- **Task prompt**
After locating the line that contains "Parse this screenshot: output", quote it and all lines after it through the end of the entries, and nothing more. Pictures stay out.

- **Material**
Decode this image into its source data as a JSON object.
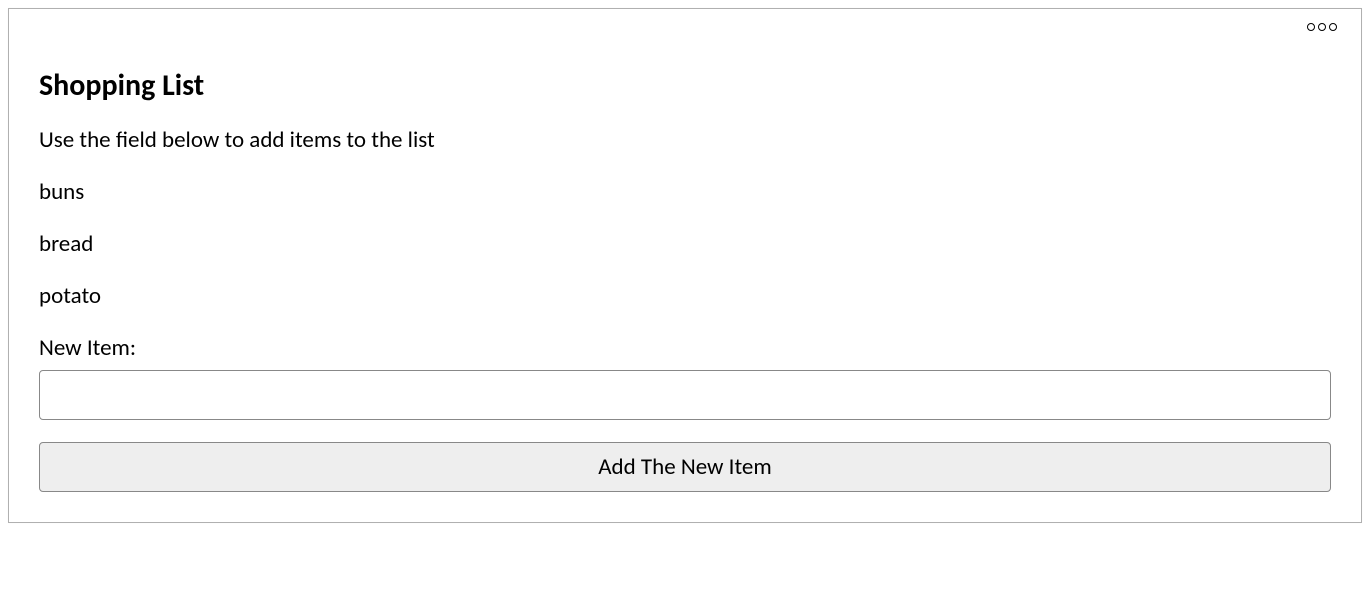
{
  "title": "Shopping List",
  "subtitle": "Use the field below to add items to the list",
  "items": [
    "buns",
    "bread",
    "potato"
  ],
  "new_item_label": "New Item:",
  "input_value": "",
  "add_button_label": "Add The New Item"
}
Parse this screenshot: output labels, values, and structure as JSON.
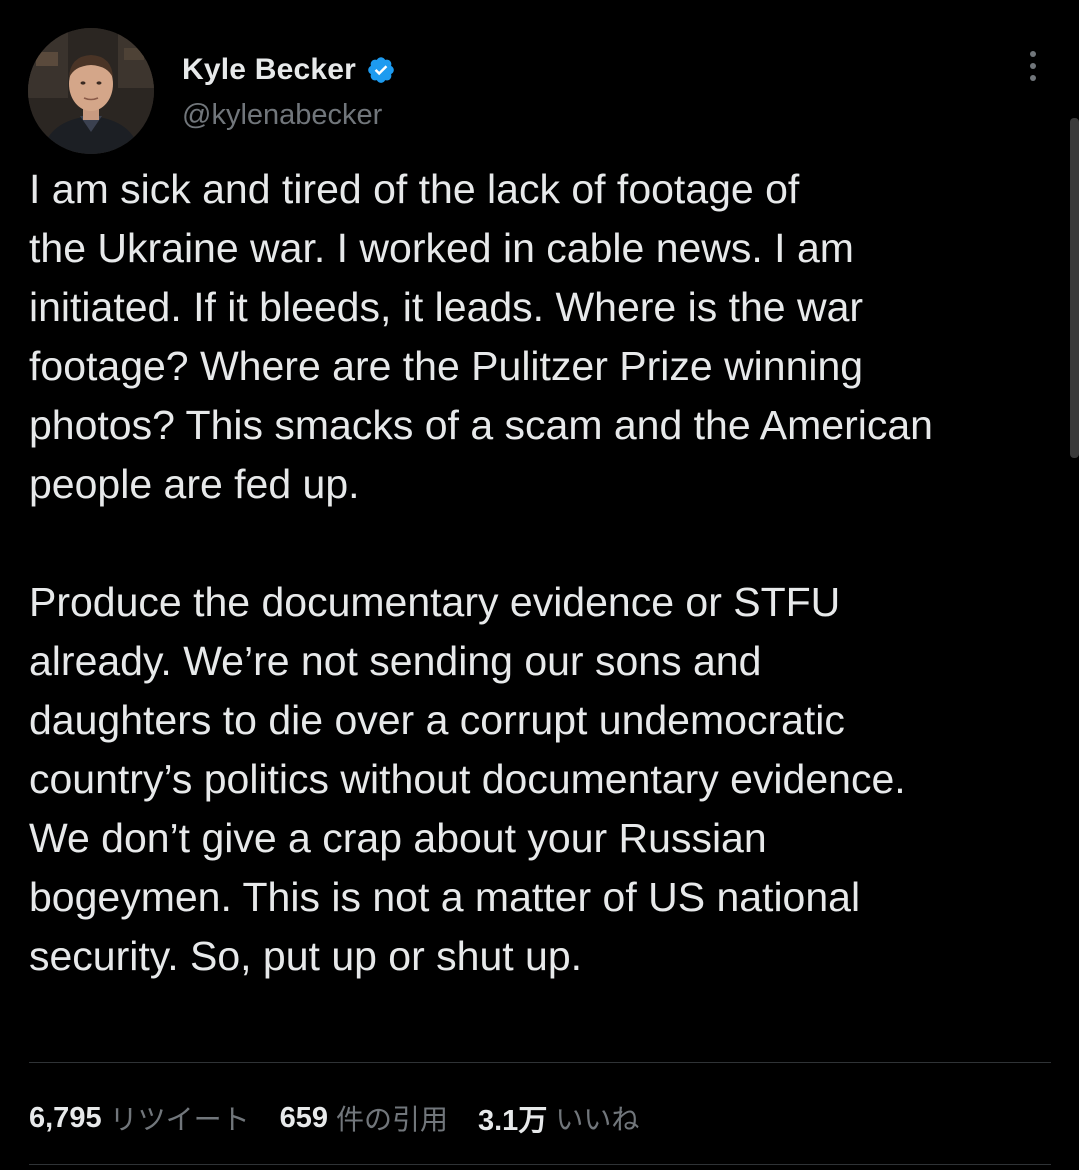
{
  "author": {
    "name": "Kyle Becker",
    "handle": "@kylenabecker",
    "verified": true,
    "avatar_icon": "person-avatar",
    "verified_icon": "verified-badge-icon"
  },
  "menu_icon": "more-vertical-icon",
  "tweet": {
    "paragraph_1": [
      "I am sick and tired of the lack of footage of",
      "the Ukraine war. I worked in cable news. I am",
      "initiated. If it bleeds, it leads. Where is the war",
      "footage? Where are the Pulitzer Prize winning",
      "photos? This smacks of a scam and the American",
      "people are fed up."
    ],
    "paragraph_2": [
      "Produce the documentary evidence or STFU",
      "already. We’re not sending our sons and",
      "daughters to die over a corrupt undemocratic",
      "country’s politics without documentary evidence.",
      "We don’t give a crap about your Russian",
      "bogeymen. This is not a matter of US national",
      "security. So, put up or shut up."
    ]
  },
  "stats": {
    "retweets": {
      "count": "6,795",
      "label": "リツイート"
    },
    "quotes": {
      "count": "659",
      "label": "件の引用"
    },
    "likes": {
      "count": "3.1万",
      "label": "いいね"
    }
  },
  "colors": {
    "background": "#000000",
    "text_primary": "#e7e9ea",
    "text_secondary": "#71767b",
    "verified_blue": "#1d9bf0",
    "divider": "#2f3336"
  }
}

- **Task response**
Parse this screenshot: output labels, values, and structure as JSON.
{
  "author": {
    "name": "Kyle Becker",
    "handle": "@kylenabecker",
    "verified": true,
    "avatar_icon": "person-avatar",
    "verified_icon": "verified-badge-icon"
  },
  "menu_icon": "more-vertical-icon",
  "tweet": {
    "paragraph_1": [
      "I am sick and tired of the lack of footage of",
      "the Ukraine war. I worked in cable news. I am",
      "initiated. If it bleeds, it leads. Where is the war",
      "footage? Where are the Pulitzer Prize winning",
      "photos? This smacks of a scam and the American",
      "people are fed up."
    ],
    "paragraph_2": [
      "Produce the documentary evidence or STFU",
      "already. We’re not sending our sons and",
      "daughters to die over a corrupt undemocratic",
      "country’s politics without documentary evidence.",
      "We don’t give a crap about your Russian",
      "bogeymen. This is not a matter of US national",
      "security. So, put up or shut up."
    ]
  },
  "stats": {
    "retweets": {
      "count": "6,795",
      "label": "リツイート"
    },
    "quotes": {
      "count": "659",
      "label": "件の引用"
    },
    "likes": {
      "count": "3.1万",
      "label": "いいね"
    }
  },
  "colors": {
    "background": "#000000",
    "text_primary": "#e7e9ea",
    "text_secondary": "#71767b",
    "verified_blue": "#1d9bf0",
    "divider": "#2f3336"
  }
}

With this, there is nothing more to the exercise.